In your copy, include every line of the listing below exactly but none of the pictures.

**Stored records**
━━━

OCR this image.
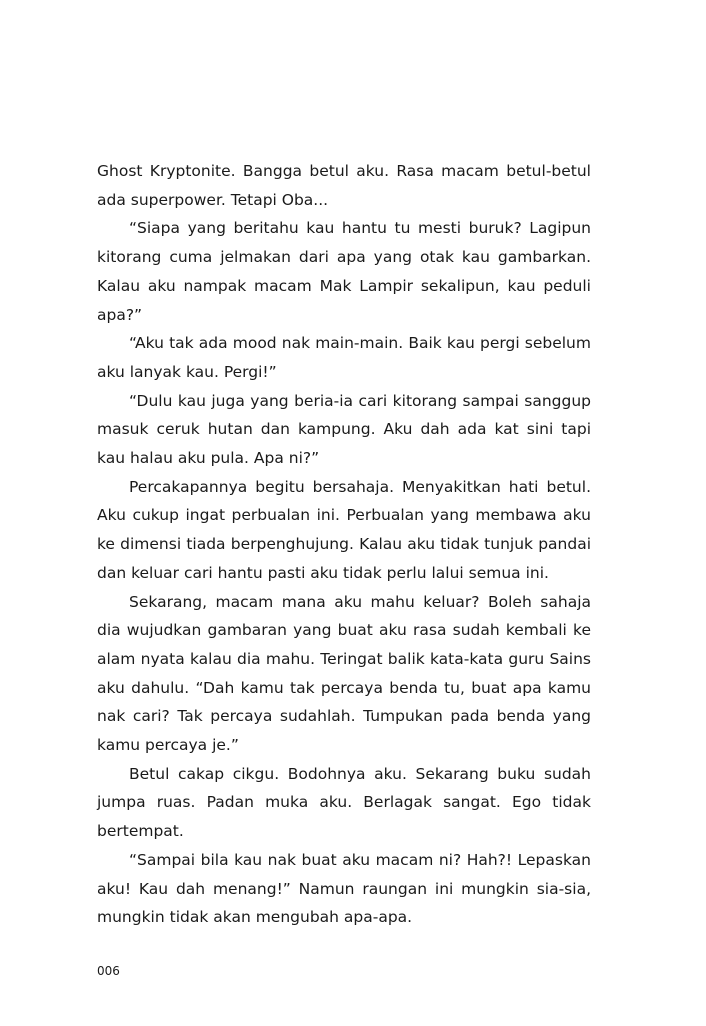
Ghost Kryptonite. Bangga betul aku. Rasa macam betul-betul ada superpower. Tetapi Oba...

“Siapa yang beritahu kau hantu tu mesti buruk? Lagipun kitorang cuma jelmakan dari apa yang otak kau gambarkan. Kalau aku nampak macam Mak Lampir sekalipun, kau peduli apa?”

“Aku tak ada mood nak main-main. Baik kau pergi sebelum aku lanyak kau. Pergi!”

“Dulu kau juga yang beria-ia cari kitorang sampai sanggup masuk ceruk hutan dan kampung. Aku dah ada kat sini tapi kau halau aku pula. Apa ni?”

Percakapannya begitu bersahaja. Menyakitkan hati betul. Aku cukup ingat perbualan ini. Perbualan yang membawa aku ke dimensi tiada berpenghujung. Kalau aku tidak tunjuk pandai dan keluar cari hantu pasti aku tidak perlu lalui semua ini.

Sekarang, macam mana aku mahu keluar? Boleh sahaja dia wujudkan gambaran yang buat aku rasa sudah kembali ke alam nyata kalau dia mahu. Teringat balik kata-kata guru Sains aku dahulu. “Dah kamu tak percaya benda tu, buat apa kamu nak cari? Tak percaya sudahlah. Tumpukan pada benda yang kamu percaya je.”

Betul cakap cikgu. Bodohnya aku. Sekarang buku sudah jumpa ruas. Padan muka aku. Berlagak sangat. Ego tidak bertempat.

“Sampai bila kau nak buat aku macam ni? Hah?! Lepaskan aku! Kau dah menang!” Namun raungan ini mungkin sia-sia, mungkin tidak akan mengubah apa-apa.

006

━━━

**ANSWER TO THE PROBLEM**
OCR this image.
Ghost Kryptonite. Bangga betul aku. Rasa macam betul-betul ada superpower. Tetapi Oba...

“Siapa yang beritahu kau hantu tu mesti buruk? Lagipun kitorang cuma jelmakan dari apa yang otak kau gambarkan. Kalau aku nampak macam Mak Lampir sekalipun, kau peduli apa?”

“Aku tak ada mood nak main-main. Baik kau pergi sebelum aku lanyak kau. Pergi!”

“Dulu kau juga yang beria-ia cari kitorang sampai sanggup masuk ceruk hutan dan kampung. Aku dah ada kat sini tapi kau halau aku pula. Apa ni?”

Percakapannya begitu bersahaja. Menyakitkan hati betul. Aku cukup ingat perbualan ini. Perbualan yang membawa aku ke dimensi tiada berpenghujung. Kalau aku tidak tunjuk pandai dan keluar cari hantu pasti aku tidak perlu lalui semua ini.

Sekarang, macam mana aku mahu keluar? Boleh sahaja dia wujudkan gambaran yang buat aku rasa sudah kembali ke alam nyata kalau dia mahu. Teringat balik kata-kata guru Sains aku dahulu. “Dah kamu tak percaya benda tu, buat apa kamu nak cari? Tak percaya sudahlah. Tumpukan pada benda yang kamu percaya je.”

Betul cakap cikgu. Bodohnya aku. Sekarang buku sudah jumpa ruas. Padan muka aku. Berlagak sangat. Ego tidak bertempat.

“Sampai bila kau nak buat aku macam ni? Hah?! Lepaskan aku! Kau dah menang!” Namun raungan ini mungkin sia-sia, mungkin tidak akan mengubah apa-apa.

006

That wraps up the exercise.